Set down the lines below, exactly, starting at the one that contains "Read all visible content and emit it as JSON." and stopping at the last line, inclusive. Omit pictures.

SOURCE MATERIAL Block Start

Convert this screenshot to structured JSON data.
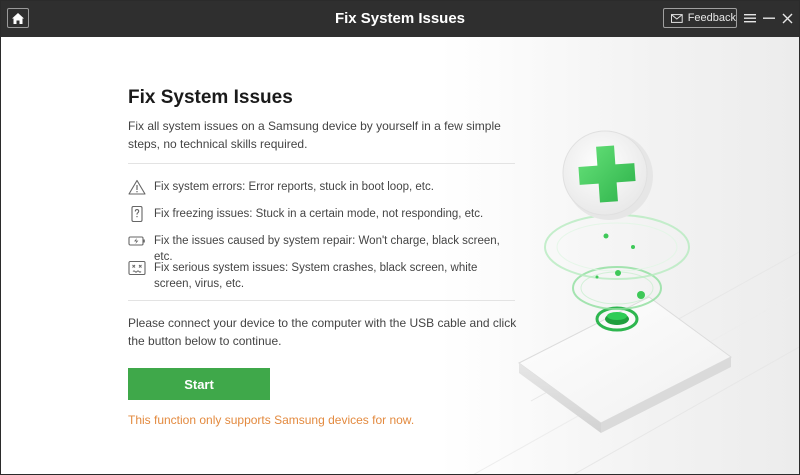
{
  "window": {
    "title": "Fix System Issues",
    "feedback_label": "Feedback"
  },
  "icons": {
    "home": "home-icon",
    "mail": "mail-icon",
    "menu": "menu-icon",
    "minimize": "minimize-icon",
    "close": "close-icon"
  },
  "main": {
    "heading": "Fix System Issues",
    "intro": "Fix all system issues on a Samsung device by yourself in a few simple steps, no technical skills required.",
    "features": [
      {
        "icon": "warning-icon",
        "text": "Fix system errors: Error reports, stuck in boot loop, etc."
      },
      {
        "icon": "phone-question-icon",
        "text": "Fix freezing issues: Stuck in a certain mode, not responding, etc."
      },
      {
        "icon": "battery-charge-icon",
        "text": "Fix the issues caused by system repair: Won't charge, black screen, etc."
      },
      {
        "icon": "crash-screen-icon",
        "text": "Fix serious system issues: System crashes, black screen, white screen, virus, etc."
      }
    ],
    "connect_text": "Please connect your device to the computer with the USB cable and click the button below to continue.",
    "start_label": "Start",
    "note": "This function only supports Samsung devices for now."
  },
  "colors": {
    "titlebar": "#2f2f2f",
    "accent_green": "#3fa84a",
    "note_orange": "#e38a3f"
  }
}
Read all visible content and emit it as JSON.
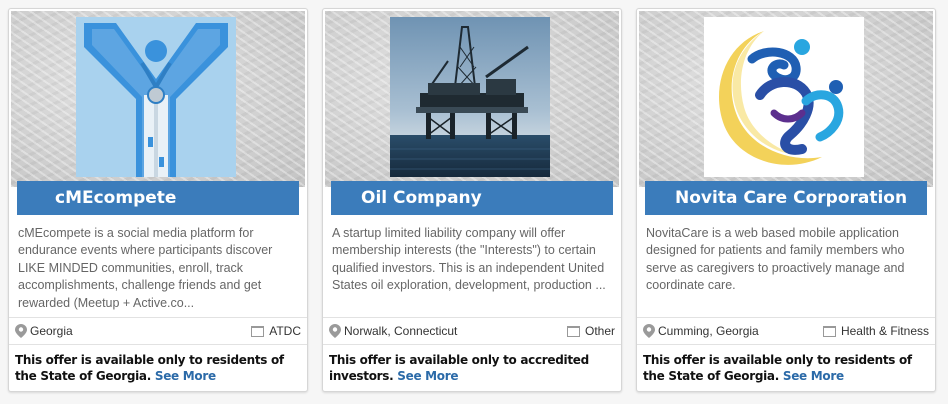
{
  "cards": [
    {
      "title": "cMEcompete",
      "description": "cMEcompete is a social media platform for endurance events where participants discover LIKE MINDED communities, enroll, track accomplishments, challenge friends and get rewarded (Meetup + Active.co...",
      "location": "Georgia",
      "category": "ATDC",
      "offer": "This offer is available only to residents of the State of Georgia.",
      "see_more": "See More",
      "logo_icon": "person-with-medal-logo"
    },
    {
      "title": "Oil Company",
      "description": "A startup limited liability company will offer membership interests (the \"Interests\") to certain qualified investors. This is an independent United States oil exploration, development, production ...",
      "location": "Norwalk, Connecticut",
      "category": "Other",
      "offer": "This offer is available only to accredited investors.",
      "see_more": "See More",
      "logo_icon": "oil-platform-photo"
    },
    {
      "title": "Novita Care Corporation",
      "description": "NovitaCare is a web based mobile application designed for patients and family members who serve as caregivers to proactively manage and coordinate care.",
      "location": "Cumming, Georgia",
      "category": "Health & Fitness",
      "offer": "This offer is available only to residents of the State of Georgia.",
      "see_more": "See More",
      "logo_icon": "novita-care-logo"
    }
  ],
  "colors": {
    "title_bar": "#3b7cbb",
    "link": "#2b6aa8",
    "description_text": "#666666"
  }
}
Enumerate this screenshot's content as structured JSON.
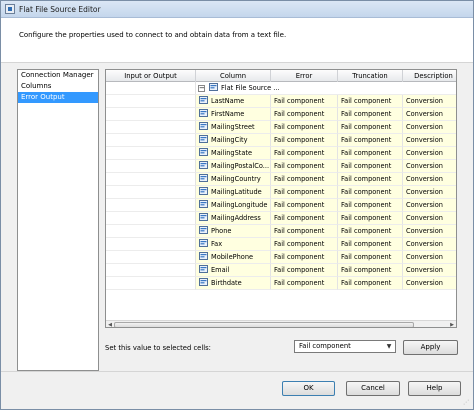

SOURCE MATERIAL Block End

» **ANSWER SECTION**
Read all visible content and emit it as JSON.
{
  "cards": [
    {
      "title": "cMEcompete",
      "description": "cMEcompete is a social media platform for endurance events where participants discover LIKE MINDED communities, enroll, track accomplishments, challenge friends and get rewarded (Meetup + Active.co...",
      "location": "Georgia",
      "category": "ATDC",
      "offer": "This offer is available only to residents of the State of Georgia.",
      "see_more": "See More",
      "logo_icon": "person-with-medal-logo"
    },
    {
      "title": "Oil Company",
      "description": "A startup limited liability company will offer membership interests (the \"Interests\") to certain qualified investors. This is an independent United States oil exploration, development, production ...",
      "location": "Norwalk, Connecticut",
      "category": "Other",
      "offer": "This offer is available only to accredited investors.",
      "see_more": "See More",
      "logo_icon": "oil-platform-photo"
    },
    {
      "title": "Novita Care Corporation",
      "description": "NovitaCare is a web based mobile application designed for patients and family members who serve as caregivers to proactively manage and coordinate care.",
      "location": "Cumming, Georgia",
      "category": "Health & Fitness",
      "offer": "This offer is available only to residents of the State of Georgia.",
      "see_more": "See More",
      "logo_icon": "novita-care-logo"
    }
  ],
  "colors": {
    "title_bar": "#3b7cbb",
    "link": "#2b6aa8",
    "description_text": "#666666"
  }
}
Enumerate this screenshot's content as structured JSON.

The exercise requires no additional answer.